→ **WRITTEN PROBLEM**
Output the material below in full, exactly as it is.

→ **EXTRACTED MATERIAL**
(begin)
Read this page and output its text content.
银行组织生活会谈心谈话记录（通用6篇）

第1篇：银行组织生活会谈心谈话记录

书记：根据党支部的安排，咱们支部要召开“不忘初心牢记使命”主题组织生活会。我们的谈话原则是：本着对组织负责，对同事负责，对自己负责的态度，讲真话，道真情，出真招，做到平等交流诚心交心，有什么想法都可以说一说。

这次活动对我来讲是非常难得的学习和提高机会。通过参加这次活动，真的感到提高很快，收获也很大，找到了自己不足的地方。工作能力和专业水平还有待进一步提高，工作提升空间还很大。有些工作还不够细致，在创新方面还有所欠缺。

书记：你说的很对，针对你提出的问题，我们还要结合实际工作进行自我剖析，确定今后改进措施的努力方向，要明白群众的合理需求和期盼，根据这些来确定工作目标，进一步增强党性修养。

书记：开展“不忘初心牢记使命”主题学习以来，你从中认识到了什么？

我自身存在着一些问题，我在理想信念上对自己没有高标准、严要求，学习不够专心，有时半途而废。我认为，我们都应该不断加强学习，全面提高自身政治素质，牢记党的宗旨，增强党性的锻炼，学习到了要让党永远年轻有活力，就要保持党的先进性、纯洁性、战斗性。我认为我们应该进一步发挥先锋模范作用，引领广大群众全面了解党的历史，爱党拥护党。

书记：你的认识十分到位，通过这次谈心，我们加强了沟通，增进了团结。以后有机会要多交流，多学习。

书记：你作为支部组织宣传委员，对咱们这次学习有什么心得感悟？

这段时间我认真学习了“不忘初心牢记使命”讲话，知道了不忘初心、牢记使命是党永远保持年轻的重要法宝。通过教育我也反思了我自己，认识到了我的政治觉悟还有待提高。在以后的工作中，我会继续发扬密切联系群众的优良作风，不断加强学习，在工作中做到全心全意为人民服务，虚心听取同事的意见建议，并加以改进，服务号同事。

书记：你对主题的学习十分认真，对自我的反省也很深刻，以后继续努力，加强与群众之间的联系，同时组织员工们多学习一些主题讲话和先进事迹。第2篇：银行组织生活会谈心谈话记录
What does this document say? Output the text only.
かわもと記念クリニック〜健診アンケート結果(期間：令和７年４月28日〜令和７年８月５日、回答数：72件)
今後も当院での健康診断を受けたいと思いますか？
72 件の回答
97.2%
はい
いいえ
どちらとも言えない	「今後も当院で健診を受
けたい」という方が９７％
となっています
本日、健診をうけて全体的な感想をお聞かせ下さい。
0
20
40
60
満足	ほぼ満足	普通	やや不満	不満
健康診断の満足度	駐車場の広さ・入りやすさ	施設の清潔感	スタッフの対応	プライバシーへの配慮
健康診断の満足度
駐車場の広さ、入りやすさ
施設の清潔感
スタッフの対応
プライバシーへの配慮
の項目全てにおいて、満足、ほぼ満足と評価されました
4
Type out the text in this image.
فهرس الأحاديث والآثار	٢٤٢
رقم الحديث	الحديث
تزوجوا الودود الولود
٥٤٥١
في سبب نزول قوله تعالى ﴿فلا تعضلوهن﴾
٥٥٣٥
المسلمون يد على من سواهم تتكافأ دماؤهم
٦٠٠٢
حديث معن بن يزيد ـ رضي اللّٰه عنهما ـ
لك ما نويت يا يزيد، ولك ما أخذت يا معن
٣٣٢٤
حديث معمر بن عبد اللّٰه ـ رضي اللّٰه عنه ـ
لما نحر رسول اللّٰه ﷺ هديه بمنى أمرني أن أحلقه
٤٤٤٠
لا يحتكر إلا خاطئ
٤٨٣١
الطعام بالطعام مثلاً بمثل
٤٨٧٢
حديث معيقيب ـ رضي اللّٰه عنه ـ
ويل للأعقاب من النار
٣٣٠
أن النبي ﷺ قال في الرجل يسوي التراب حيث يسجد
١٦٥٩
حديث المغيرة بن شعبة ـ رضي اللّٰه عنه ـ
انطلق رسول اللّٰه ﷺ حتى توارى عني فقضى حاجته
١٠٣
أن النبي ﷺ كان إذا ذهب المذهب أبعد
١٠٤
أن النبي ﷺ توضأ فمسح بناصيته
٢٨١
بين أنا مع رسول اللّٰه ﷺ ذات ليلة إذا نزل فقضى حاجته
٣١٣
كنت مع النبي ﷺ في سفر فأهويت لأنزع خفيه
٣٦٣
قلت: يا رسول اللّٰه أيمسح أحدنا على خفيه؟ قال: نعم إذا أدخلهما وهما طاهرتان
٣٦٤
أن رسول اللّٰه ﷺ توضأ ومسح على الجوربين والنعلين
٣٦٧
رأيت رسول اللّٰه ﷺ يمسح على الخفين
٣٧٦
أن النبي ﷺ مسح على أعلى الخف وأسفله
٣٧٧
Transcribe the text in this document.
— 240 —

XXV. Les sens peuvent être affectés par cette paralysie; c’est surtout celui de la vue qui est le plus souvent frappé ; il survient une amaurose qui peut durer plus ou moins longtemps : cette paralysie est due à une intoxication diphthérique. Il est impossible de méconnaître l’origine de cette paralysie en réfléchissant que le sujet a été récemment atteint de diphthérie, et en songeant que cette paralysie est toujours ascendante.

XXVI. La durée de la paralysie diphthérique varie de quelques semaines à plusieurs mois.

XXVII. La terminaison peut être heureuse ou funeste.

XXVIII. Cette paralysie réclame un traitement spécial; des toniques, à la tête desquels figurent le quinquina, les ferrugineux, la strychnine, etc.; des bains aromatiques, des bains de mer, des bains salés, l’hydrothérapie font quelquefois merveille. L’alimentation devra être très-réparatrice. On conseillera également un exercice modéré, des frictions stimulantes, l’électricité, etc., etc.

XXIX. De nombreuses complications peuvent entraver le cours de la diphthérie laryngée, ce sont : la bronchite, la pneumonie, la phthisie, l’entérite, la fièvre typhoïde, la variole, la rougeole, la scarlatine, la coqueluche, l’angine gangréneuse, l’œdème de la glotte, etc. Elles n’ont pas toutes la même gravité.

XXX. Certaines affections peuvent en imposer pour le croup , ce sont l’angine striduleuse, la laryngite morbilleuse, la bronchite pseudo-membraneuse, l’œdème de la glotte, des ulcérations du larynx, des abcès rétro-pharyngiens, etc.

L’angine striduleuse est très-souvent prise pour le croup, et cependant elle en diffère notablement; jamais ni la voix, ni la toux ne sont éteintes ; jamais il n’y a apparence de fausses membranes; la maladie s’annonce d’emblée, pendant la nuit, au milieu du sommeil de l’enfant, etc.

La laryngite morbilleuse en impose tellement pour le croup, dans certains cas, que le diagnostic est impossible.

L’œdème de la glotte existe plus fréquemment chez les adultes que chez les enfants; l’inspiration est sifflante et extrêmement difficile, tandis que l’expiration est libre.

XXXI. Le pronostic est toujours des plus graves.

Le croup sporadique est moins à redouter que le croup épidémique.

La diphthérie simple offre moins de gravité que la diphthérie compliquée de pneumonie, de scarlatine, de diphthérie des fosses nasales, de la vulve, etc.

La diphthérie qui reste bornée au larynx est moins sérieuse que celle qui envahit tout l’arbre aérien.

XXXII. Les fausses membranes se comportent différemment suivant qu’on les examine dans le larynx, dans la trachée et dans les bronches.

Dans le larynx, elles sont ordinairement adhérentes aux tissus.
(end)
→ **SOLUTION TO THE PROBLEM**
Read this page and output its text content.
银行组织生活会谈心谈话记录（通用6篇）

第1篇：银行组织生活会谈心谈话记录

书记：根据党支部的安排，咱们支部要召开“不忘初心牢记使命”主题组织生活会。我们的谈话原则是：本着对组织负责，对同事负责，对自己负责的态度，讲真话，道真情，出真招，做到平等交流诚心交心，有什么想法都可以说一说。

这次活动对我来讲是非常难得的学习和提高机会。通过参加这次活动，真的感到提高很快，收获也很大，找到了自己不足的地方。工作能力和专业水平还有待进一步提高，工作提升空间还很大。有些工作还不够细致，在创新方面还有所欠缺。

书记：你说的很对，针对你提出的问题，我们还要结合实际工作进行自我剖析，确定今后改进措施的努力方向，要明白群众的合理需求和期盼，根据这些来确定工作目标，进一步增强党性修养。

书记：开展“不忘初心牢记使命”主题学习以来，你从中认识到了什么？

我自身存在着一些问题，我在理想信念上对自己没有高标准、严要求，学习不够专心，有时半途而废。我认为，我们都应该不断加强学习，全面提高自身政治素质，牢记党的宗旨，增强党性的锻炼，学习到了要让党永远年轻有活力，就要保持党的先进性、纯洁性、战斗性。我认为我们应该进一步发挥先锋模范作用，引领广大群众全面了解党的历史，爱党拥护党。

书记：你的认识十分到位，通过这次谈心，我们加强了沟通，增进了团结。以后有机会要多交流，多学习。

书记：你作为支部组织宣传委员，对咱们这次学习有什么心得感悟？

这段时间我认真学习了“不忘初心牢记使命”讲话，知道了不忘初心、牢记使命是党永远保持年轻的重要法宝。通过教育我也反思了我自己，认识到了我的政治觉悟还有待提高。在以后的工作中，我会继续发扬密切联系群众的优良作风，不断加强学习，在工作中做到全心全意为人民服务，虚心听取同事的意见建议，并加以改进，服务号同事。

书记：你对主题的学习十分认真，对自我的反省也很深刻，以后继续努力，加强与群众之间的联系，同时组织员工们多学习一些主题讲话和先进事迹。第2篇：银行组织生活会谈心谈话记录
What does this document say? Output the text only.
かわもと記念クリニック〜健診アンケート結果(期間：令和７年４月28日〜令和７年８月５日、回答数：72件)
今後も当院での健康診断を受けたいと思いますか？
72 件の回答
97.2%
はい
いいえ
どちらとも言えない	「今後も当院で健診を受
けたい」という方が９７％
となっています
本日、健診をうけて全体的な感想をお聞かせ下さい。
0
20
40
60
満足	ほぼ満足	普通	やや不満	不満
健康診断の満足度	駐車場の広さ・入りやすさ	施設の清潔感	スタッフの対応	プライバシーへの配慮
健康診断の満足度
駐車場の広さ、入りやすさ
施設の清潔感
スタッフの対応
プライバシーへの配慮
の項目全てにおいて、満足、ほぼ満足と評価されました
4
Type out the text in this image.
فهرس الأحاديث والآثار	٢٤٢
رقم الحديث	الحديث
تزوجوا الودود الولود
٥٤٥١
في سبب نزول قوله تعالى ﴿فلا تعضلوهن﴾
٥٥٣٥
المسلمون يد على من سواهم تتكافأ دماؤهم
٦٠٠٢
حديث معن بن يزيد ـ رضي اللّٰه عنهما ـ
لك ما نويت يا يزيد، ولك ما أخذت يا معن
٣٣٢٤
حديث معمر بن عبد اللّٰه ـ رضي اللّٰه عنه ـ
لما نحر رسول اللّٰه ﷺ هديه بمنى أمرني أن أحلقه
٤٤٤٠
لا يحتكر إلا خاطئ
٤٨٣١
الطعام بالطعام مثلاً بمثل
٤٨٧٢
حديث معيقيب ـ رضي اللّٰه عنه ـ
ويل للأعقاب من النار
٣٣٠
أن النبي ﷺ قال في الرجل يسوي التراب حيث يسجد
١٦٥٩
حديث المغيرة بن شعبة ـ رضي اللّٰه عنه ـ
انطلق رسول اللّٰه ﷺ حتى توارى عني فقضى حاجته
١٠٣
أن النبي ﷺ كان إذا ذهب المذهب أبعد
١٠٤
أن النبي ﷺ توضأ فمسح بناصيته
٢٨١
بين أنا مع رسول اللّٰه ﷺ ذات ليلة إذا نزل فقضى حاجته
٣١٣
كنت مع النبي ﷺ في سفر فأهويت لأنزع خفيه
٣٦٣
قلت: يا رسول اللّٰه أيمسح أحدنا على خفيه؟ قال: نعم إذا أدخلهما وهما طاهرتان
٣٦٤
أن رسول اللّٰه ﷺ توضأ ومسح على الجوربين والنعلين
٣٦٧
رأيت رسول اللّٰه ﷺ يمسح على الخفين
٣٧٦
أن النبي ﷺ مسح على أعلى الخف وأسفله
٣٧٧
Transcribe the text in this document.
— 240 —

XXV. Les sens peuvent être affectés par cette paralysie; c’est surtout celui de la vue qui est le plus souvent frappé ; il survient une amaurose qui peut durer plus ou moins longtemps : cette paralysie est due à une intoxication diphthérique. Il est impossible de méconnaître l’origine de cette paralysie en réfléchissant que le sujet a été récemment atteint de diphthérie, et en songeant que cette paralysie est toujours ascendante.

XXVI. La durée de la paralysie diphthérique varie de quelques semaines à plusieurs mois.

XXVII. La terminaison peut être heureuse ou funeste.

XXVIII. Cette paralysie réclame un traitement spécial; des toniques, à la tête desquels figurent le quinquina, les ferrugineux, la strychnine, etc.; des bains aromatiques, des bains de mer, des bains salés, l’hydrothérapie font quelquefois merveille. L’alimentation devra être très-réparatrice. On conseillera également un exercice modéré, des frictions stimulantes, l’électricité, etc., etc.

XXIX. De nombreuses complications peuvent entraver le cours de la diphthérie laryngée, ce sont : la bronchite, la pneumonie, la phthisie, l’entérite, la fièvre typhoïde, la variole, la rougeole, la scarlatine, la coqueluche, l’angine gangréneuse, l’œdème de la glotte, etc. Elles n’ont pas toutes la même gravité.

XXX. Certaines affections peuvent en imposer pour le croup , ce sont l’angine striduleuse, la laryngite morbilleuse, la bronchite pseudo-membraneuse, l’œdème de la glotte, des ulcérations du larynx, des abcès rétro-pharyngiens, etc.

L’angine striduleuse est très-souvent prise pour le croup, et cependant elle en diffère notablement; jamais ni la voix, ni la toux ne sont éteintes ; jamais il n’y a apparence de fausses membranes; la maladie s’annonce d’emblée, pendant la nuit, au milieu du sommeil de l’enfant, etc.

La laryngite morbilleuse en impose tellement pour le croup, dans certains cas, que le diagnostic est impossible.

L’œdème de la glotte existe plus fréquemment chez les adultes que chez les enfants; l’inspiration est sifflante et extrêmement difficile, tandis que l’expiration est libre.

XXXI. Le pronostic est toujours des plus graves.

Le croup sporadique est moins à redouter que le croup épidémique.

La diphthérie simple offre moins de gravité que la diphthérie compliquée de pneumonie, de scarlatine, de diphthérie des fosses nasales, de la vulve, etc.

La diphthérie qui reste bornée au larynx est moins sérieuse que celle qui envahit tout l’arbre aérien.

XXXII. Les fausses membranes se comportent différemment suivant qu’on les examine dans le larynx, dans la trachée et dans les bronches.

Dans le larynx, elles sont ordinairement adhérentes aux tissus.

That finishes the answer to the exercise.